Task to complete
Set down the material once more, exactly as it appears.

Figure record listings
──────────

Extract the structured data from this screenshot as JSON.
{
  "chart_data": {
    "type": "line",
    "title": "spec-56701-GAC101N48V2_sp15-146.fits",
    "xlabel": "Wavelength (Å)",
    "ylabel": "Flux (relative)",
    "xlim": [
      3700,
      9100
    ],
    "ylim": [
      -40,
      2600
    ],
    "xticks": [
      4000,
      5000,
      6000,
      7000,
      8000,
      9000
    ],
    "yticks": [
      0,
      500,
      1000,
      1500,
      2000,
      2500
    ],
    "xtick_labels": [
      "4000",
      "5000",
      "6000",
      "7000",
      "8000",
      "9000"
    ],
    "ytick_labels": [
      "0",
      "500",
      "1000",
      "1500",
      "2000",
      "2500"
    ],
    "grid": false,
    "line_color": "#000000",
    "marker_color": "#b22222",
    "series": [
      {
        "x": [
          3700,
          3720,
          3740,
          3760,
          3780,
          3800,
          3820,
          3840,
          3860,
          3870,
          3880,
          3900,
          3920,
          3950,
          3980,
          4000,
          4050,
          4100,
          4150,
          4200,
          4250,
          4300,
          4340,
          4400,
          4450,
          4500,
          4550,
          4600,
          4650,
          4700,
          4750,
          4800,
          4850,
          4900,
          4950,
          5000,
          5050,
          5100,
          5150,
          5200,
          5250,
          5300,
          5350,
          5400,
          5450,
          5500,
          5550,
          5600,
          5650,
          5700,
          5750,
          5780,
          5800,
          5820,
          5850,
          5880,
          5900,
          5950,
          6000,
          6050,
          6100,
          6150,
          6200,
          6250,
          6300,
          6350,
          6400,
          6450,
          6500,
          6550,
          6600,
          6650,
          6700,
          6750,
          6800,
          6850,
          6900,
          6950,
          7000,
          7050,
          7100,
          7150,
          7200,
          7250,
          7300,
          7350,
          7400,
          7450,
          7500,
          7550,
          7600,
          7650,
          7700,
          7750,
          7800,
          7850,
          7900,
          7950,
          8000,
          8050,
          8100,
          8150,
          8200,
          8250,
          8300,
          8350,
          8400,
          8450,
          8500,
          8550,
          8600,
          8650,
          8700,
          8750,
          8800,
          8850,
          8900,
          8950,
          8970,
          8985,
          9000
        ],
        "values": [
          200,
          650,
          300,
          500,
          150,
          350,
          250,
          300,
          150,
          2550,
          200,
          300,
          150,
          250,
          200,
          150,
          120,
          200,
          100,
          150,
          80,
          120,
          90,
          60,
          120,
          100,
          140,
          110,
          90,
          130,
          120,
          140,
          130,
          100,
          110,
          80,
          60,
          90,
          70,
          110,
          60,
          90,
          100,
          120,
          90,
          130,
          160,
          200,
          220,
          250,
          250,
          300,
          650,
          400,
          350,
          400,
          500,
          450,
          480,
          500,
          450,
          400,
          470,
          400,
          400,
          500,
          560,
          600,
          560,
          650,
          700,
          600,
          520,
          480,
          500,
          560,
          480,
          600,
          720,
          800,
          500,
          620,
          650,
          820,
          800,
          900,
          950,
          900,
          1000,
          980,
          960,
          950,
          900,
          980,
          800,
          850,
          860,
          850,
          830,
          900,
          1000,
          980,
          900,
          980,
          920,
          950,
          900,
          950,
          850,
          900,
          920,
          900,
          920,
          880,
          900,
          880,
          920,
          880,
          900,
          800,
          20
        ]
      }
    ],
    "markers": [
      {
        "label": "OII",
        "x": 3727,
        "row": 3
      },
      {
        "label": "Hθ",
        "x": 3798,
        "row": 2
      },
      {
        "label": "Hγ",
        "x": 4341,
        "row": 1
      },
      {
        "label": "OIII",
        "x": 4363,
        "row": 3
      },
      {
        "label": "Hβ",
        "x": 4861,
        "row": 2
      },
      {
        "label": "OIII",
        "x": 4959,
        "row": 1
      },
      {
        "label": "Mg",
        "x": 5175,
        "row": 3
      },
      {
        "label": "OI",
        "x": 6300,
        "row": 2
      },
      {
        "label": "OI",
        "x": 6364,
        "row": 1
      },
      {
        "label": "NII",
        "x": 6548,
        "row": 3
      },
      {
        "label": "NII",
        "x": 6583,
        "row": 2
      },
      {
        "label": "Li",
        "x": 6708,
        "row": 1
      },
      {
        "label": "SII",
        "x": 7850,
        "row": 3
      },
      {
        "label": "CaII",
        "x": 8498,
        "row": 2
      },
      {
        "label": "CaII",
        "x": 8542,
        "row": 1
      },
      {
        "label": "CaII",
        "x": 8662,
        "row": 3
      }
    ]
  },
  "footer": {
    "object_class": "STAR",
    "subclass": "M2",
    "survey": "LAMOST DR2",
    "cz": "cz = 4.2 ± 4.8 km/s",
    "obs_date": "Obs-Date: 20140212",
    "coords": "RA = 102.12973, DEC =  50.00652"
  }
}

──────────

Response to the exercise
Extract the structured data from this screenshot as JSON.
{
  "chart_data": {
    "type": "line",
    "title": "spec-56701-GAC101N48V2_sp15-146.fits",
    "xlabel": "Wavelength (Å)",
    "ylabel": "Flux (relative)",
    "xlim": [
      3700,
      9100
    ],
    "ylim": [
      -40,
      2600
    ],
    "xticks": [
      4000,
      5000,
      6000,
      7000,
      8000,
      9000
    ],
    "yticks": [
      0,
      500,
      1000,
      1500,
      2000,
      2500
    ],
    "xtick_labels": [
      "4000",
      "5000",
      "6000",
      "7000",
      "8000",
      "9000"
    ],
    "ytick_labels": [
      "0",
      "500",
      "1000",
      "1500",
      "2000",
      "2500"
    ],
    "grid": false,
    "line_color": "#000000",
    "marker_color": "#b22222",
    "series": [
      {
        "x": [
          3700,
          3720,
          3740,
          3760,
          3780,
          3800,
          3820,
          3840,
          3860,
          3870,
          3880,
          3900,
          3920,
          3950,
          3980,
          4000,
          4050,
          4100,
          4150,
          4200,
          4250,
          4300,
          4340,
          4400,
          4450,
          4500,
          4550,
          4600,
          4650,
          4700,
          4750,
          4800,
          4850,
          4900,
          4950,
          5000,
          5050,
          5100,
          5150,
          5200,
          5250,
          5300,
          5350,
          5400,
          5450,
          5500,
          5550,
          5600,
          5650,
          5700,
          5750,
          5780,
          5800,
          5820,
          5850,
          5880,
          5900,
          5950,
          6000,
          6050,
          6100,
          6150,
          6200,
          6250,
          6300,
          6350,
          6400,
          6450,
          6500,
          6550,
          6600,
          6650,
          6700,
          6750,
          6800,
          6850,
          6900,
          6950,
          7000,
          7050,
          7100,
          7150,
          7200,
          7250,
          7300,
          7350,
          7400,
          7450,
          7500,
          7550,
          7600,
          7650,
          7700,
          7750,
          7800,
          7850,
          7900,
          7950,
          8000,
          8050,
          8100,
          8150,
          8200,
          8250,
          8300,
          8350,
          8400,
          8450,
          8500,
          8550,
          8600,
          8650,
          8700,
          8750,
          8800,
          8850,
          8900,
          8950,
          8970,
          8985,
          9000
        ],
        "values": [
          200,
          650,
          300,
          500,
          150,
          350,
          250,
          300,
          150,
          2550,
          200,
          300,
          150,
          250,
          200,
          150,
          120,
          200,
          100,
          150,
          80,
          120,
          90,
          60,
          120,
          100,
          140,
          110,
          90,
          130,
          120,
          140,
          130,
          100,
          110,
          80,
          60,
          90,
          70,
          110,
          60,
          90,
          100,
          120,
          90,
          130,
          160,
          200,
          220,
          250,
          250,
          300,
          650,
          400,
          350,
          400,
          500,
          450,
          480,
          500,
          450,
          400,
          470,
          400,
          400,
          500,
          560,
          600,
          560,
          650,
          700,
          600,
          520,
          480,
          500,
          560,
          480,
          600,
          720,
          800,
          500,
          620,
          650,
          820,
          800,
          900,
          950,
          900,
          1000,
          980,
          960,
          950,
          900,
          980,
          800,
          850,
          860,
          850,
          830,
          900,
          1000,
          980,
          900,
          980,
          920,
          950,
          900,
          950,
          850,
          900,
          920,
          900,
          920,
          880,
          900,
          880,
          920,
          880,
          900,
          800,
          20
        ]
      }
    ],
    "markers": [
      {
        "label": "OII",
        "x": 3727,
        "row": 3
      },
      {
        "label": "Hθ",
        "x": 3798,
        "row": 2
      },
      {
        "label": "Hγ",
        "x": 4341,
        "row": 1
      },
      {
        "label": "OIII",
        "x": 4363,
        "row": 3
      },
      {
        "label": "Hβ",
        "x": 4861,
        "row": 2
      },
      {
        "label": "OIII",
        "x": 4959,
        "row": 1
      },
      {
        "label": "Mg",
        "x": 5175,
        "row": 3
      },
      {
        "label": "OI",
        "x": 6300,
        "row": 2
      },
      {
        "label": "OI",
        "x": 6364,
        "row": 1
      },
      {
        "label": "NII",
        "x": 6548,
        "row": 3
      },
      {
        "label": "NII",
        "x": 6583,
        "row": 2
      },
      {
        "label": "Li",
        "x": 6708,
        "row": 1
      },
      {
        "label": "SII",
        "x": 7850,
        "row": 3
      },
      {
        "label": "CaII",
        "x": 8498,
        "row": 2
      },
      {
        "label": "CaII",
        "x": 8542,
        "row": 1
      },
      {
        "label": "CaII",
        "x": 8662,
        "row": 3
      }
    ]
  },
  "footer": {
    "object_class": "STAR",
    "subclass": "M2",
    "survey": "LAMOST DR2",
    "cz": "cz = 4.2 ± 4.8 km/s",
    "obs_date": "Obs-Date: 20140212",
    "coords": "RA = 102.12973, DEC =  50.00652"
  }
}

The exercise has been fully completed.